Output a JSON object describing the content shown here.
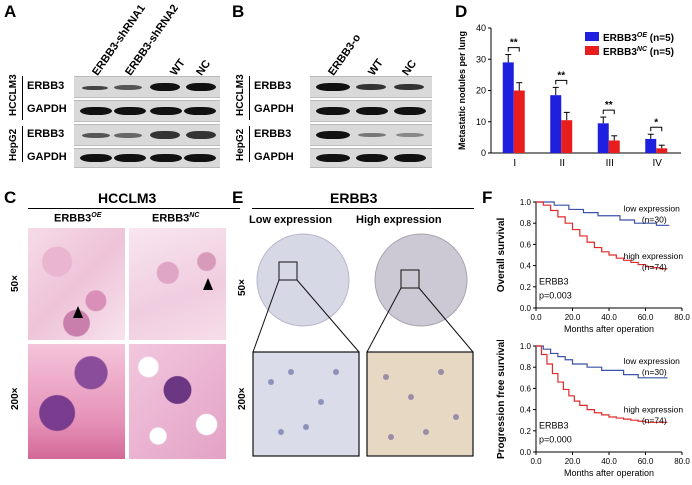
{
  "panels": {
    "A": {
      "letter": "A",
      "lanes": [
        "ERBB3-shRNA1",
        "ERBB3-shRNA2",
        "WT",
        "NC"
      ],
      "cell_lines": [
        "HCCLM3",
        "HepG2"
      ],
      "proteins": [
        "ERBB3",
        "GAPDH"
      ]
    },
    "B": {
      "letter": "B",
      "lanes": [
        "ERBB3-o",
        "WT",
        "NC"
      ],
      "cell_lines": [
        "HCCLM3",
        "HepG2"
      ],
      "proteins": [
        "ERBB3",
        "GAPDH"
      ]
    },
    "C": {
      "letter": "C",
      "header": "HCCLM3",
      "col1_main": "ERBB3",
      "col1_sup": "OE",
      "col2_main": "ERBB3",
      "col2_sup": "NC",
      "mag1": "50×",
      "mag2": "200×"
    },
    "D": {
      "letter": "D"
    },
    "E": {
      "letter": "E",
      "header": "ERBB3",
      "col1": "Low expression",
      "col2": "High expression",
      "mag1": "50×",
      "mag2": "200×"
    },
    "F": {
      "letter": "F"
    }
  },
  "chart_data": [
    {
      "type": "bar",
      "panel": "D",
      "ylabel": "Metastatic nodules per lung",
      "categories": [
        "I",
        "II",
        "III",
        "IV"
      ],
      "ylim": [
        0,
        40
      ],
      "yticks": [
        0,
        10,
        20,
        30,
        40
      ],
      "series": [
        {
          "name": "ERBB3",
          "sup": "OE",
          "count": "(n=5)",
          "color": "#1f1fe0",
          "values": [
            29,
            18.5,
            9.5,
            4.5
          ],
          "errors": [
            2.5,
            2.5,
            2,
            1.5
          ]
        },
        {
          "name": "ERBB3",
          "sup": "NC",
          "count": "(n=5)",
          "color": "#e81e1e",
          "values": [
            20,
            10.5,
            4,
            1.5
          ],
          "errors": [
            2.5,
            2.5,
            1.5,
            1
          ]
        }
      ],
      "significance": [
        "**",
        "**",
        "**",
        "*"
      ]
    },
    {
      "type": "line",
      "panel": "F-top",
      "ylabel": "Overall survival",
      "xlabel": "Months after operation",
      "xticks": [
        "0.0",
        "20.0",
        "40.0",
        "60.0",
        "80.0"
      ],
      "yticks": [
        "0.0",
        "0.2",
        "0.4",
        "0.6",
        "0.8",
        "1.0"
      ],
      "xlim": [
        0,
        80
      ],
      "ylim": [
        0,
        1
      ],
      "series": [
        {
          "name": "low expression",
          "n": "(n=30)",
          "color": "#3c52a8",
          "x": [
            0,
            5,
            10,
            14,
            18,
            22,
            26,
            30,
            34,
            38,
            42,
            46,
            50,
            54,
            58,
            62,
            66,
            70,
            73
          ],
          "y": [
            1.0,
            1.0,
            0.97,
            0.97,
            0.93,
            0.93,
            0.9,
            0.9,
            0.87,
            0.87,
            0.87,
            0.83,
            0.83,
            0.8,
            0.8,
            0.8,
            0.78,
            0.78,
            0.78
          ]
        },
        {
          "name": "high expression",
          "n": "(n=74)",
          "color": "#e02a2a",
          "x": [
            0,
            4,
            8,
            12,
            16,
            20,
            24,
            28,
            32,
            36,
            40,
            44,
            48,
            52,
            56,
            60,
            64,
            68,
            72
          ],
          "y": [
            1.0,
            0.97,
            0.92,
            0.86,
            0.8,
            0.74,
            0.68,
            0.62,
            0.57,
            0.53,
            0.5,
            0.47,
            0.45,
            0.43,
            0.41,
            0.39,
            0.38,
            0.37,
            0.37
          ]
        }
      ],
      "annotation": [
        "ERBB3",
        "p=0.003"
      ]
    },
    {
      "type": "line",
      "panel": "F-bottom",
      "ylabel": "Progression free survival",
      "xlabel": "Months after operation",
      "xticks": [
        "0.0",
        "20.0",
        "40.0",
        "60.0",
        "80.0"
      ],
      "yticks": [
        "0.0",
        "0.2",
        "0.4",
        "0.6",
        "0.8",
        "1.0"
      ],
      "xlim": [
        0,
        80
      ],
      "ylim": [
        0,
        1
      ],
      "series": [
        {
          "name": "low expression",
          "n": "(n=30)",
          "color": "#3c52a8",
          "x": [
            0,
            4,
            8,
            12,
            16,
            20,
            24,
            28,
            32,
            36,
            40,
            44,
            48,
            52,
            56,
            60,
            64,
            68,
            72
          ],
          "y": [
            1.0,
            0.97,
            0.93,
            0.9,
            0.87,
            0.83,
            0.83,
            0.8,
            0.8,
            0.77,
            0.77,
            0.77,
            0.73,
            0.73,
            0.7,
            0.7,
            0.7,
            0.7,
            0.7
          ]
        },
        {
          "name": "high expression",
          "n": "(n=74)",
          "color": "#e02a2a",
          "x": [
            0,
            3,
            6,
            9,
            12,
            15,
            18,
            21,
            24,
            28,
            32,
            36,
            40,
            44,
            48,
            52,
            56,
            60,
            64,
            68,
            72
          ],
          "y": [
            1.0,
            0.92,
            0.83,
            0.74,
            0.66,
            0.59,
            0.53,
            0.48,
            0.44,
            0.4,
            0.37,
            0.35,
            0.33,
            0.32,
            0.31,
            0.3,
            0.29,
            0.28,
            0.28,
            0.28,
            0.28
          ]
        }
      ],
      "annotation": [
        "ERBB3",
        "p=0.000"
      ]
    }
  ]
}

=====

[Task description]: Would you mind transcribing the material exactly, without the pictures?

[Reply to the task]:
Output a JSON object describing the content shown here.
{
  "panels": {
    "A": {
      "letter": "A",
      "lanes": [
        "ERBB3-shRNA1",
        "ERBB3-shRNA2",
        "WT",
        "NC"
      ],
      "cell_lines": [
        "HCCLM3",
        "HepG2"
      ],
      "proteins": [
        "ERBB3",
        "GAPDH"
      ]
    },
    "B": {
      "letter": "B",
      "lanes": [
        "ERBB3-o",
        "WT",
        "NC"
      ],
      "cell_lines": [
        "HCCLM3",
        "HepG2"
      ],
      "proteins": [
        "ERBB3",
        "GAPDH"
      ]
    },
    "C": {
      "letter": "C",
      "header": "HCCLM3",
      "col1_main": "ERBB3",
      "col1_sup": "OE",
      "col2_main": "ERBB3",
      "col2_sup": "NC",
      "mag1": "50×",
      "mag2": "200×"
    },
    "D": {
      "letter": "D"
    },
    "E": {
      "letter": "E",
      "header": "ERBB3",
      "col1": "Low expression",
      "col2": "High expression",
      "mag1": "50×",
      "mag2": "200×"
    },
    "F": {
      "letter": "F"
    }
  },
  "chart_data": [
    {
      "type": "bar",
      "panel": "D",
      "ylabel": "Metastatic nodules per lung",
      "categories": [
        "I",
        "II",
        "III",
        "IV"
      ],
      "ylim": [
        0,
        40
      ],
      "yticks": [
        0,
        10,
        20,
        30,
        40
      ],
      "series": [
        {
          "name": "ERBB3",
          "sup": "OE",
          "count": "(n=5)",
          "color": "#1f1fe0",
          "values": [
            29,
            18.5,
            9.5,
            4.5
          ],
          "errors": [
            2.5,
            2.5,
            2,
            1.5
          ]
        },
        {
          "name": "ERBB3",
          "sup": "NC",
          "count": "(n=5)",
          "color": "#e81e1e",
          "values": [
            20,
            10.5,
            4,
            1.5
          ],
          "errors": [
            2.5,
            2.5,
            1.5,
            1
          ]
        }
      ],
      "significance": [
        "**",
        "**",
        "**",
        "*"
      ]
    },
    {
      "type": "line",
      "panel": "F-top",
      "ylabel": "Overall survival",
      "xlabel": "Months after operation",
      "xticks": [
        "0.0",
        "20.0",
        "40.0",
        "60.0",
        "80.0"
      ],
      "yticks": [
        "0.0",
        "0.2",
        "0.4",
        "0.6",
        "0.8",
        "1.0"
      ],
      "xlim": [
        0,
        80
      ],
      "ylim": [
        0,
        1
      ],
      "series": [
        {
          "name": "low expression",
          "n": "(n=30)",
          "color": "#3c52a8",
          "x": [
            0,
            5,
            10,
            14,
            18,
            22,
            26,
            30,
            34,
            38,
            42,
            46,
            50,
            54,
            58,
            62,
            66,
            70,
            73
          ],
          "y": [
            1.0,
            1.0,
            0.97,
            0.97,
            0.93,
            0.93,
            0.9,
            0.9,
            0.87,
            0.87,
            0.87,
            0.83,
            0.83,
            0.8,
            0.8,
            0.8,
            0.78,
            0.78,
            0.78
          ]
        },
        {
          "name": "high expression",
          "n": "(n=74)",
          "color": "#e02a2a",
          "x": [
            0,
            4,
            8,
            12,
            16,
            20,
            24,
            28,
            32,
            36,
            40,
            44,
            48,
            52,
            56,
            60,
            64,
            68,
            72
          ],
          "y": [
            1.0,
            0.97,
            0.92,
            0.86,
            0.8,
            0.74,
            0.68,
            0.62,
            0.57,
            0.53,
            0.5,
            0.47,
            0.45,
            0.43,
            0.41,
            0.39,
            0.38,
            0.37,
            0.37
          ]
        }
      ],
      "annotation": [
        "ERBB3",
        "p=0.003"
      ]
    },
    {
      "type": "line",
      "panel": "F-bottom",
      "ylabel": "Progression free survival",
      "xlabel": "Months after operation",
      "xticks": [
        "0.0",
        "20.0",
        "40.0",
        "60.0",
        "80.0"
      ],
      "yticks": [
        "0.0",
        "0.2",
        "0.4",
        "0.6",
        "0.8",
        "1.0"
      ],
      "xlim": [
        0,
        80
      ],
      "ylim": [
        0,
        1
      ],
      "series": [
        {
          "name": "low expression",
          "n": "(n=30)",
          "color": "#3c52a8",
          "x": [
            0,
            4,
            8,
            12,
            16,
            20,
            24,
            28,
            32,
            36,
            40,
            44,
            48,
            52,
            56,
            60,
            64,
            68,
            72
          ],
          "y": [
            1.0,
            0.97,
            0.93,
            0.9,
            0.87,
            0.83,
            0.83,
            0.8,
            0.8,
            0.77,
            0.77,
            0.77,
            0.73,
            0.73,
            0.7,
            0.7,
            0.7,
            0.7,
            0.7
          ]
        },
        {
          "name": "high expression",
          "n": "(n=74)",
          "color": "#e02a2a",
          "x": [
            0,
            3,
            6,
            9,
            12,
            15,
            18,
            21,
            24,
            28,
            32,
            36,
            40,
            44,
            48,
            52,
            56,
            60,
            64,
            68,
            72
          ],
          "y": [
            1.0,
            0.92,
            0.83,
            0.74,
            0.66,
            0.59,
            0.53,
            0.48,
            0.44,
            0.4,
            0.37,
            0.35,
            0.33,
            0.32,
            0.31,
            0.3,
            0.29,
            0.28,
            0.28,
            0.28,
            0.28
          ]
        }
      ],
      "annotation": [
        "ERBB3",
        "p=0.000"
      ]
    }
  ]
}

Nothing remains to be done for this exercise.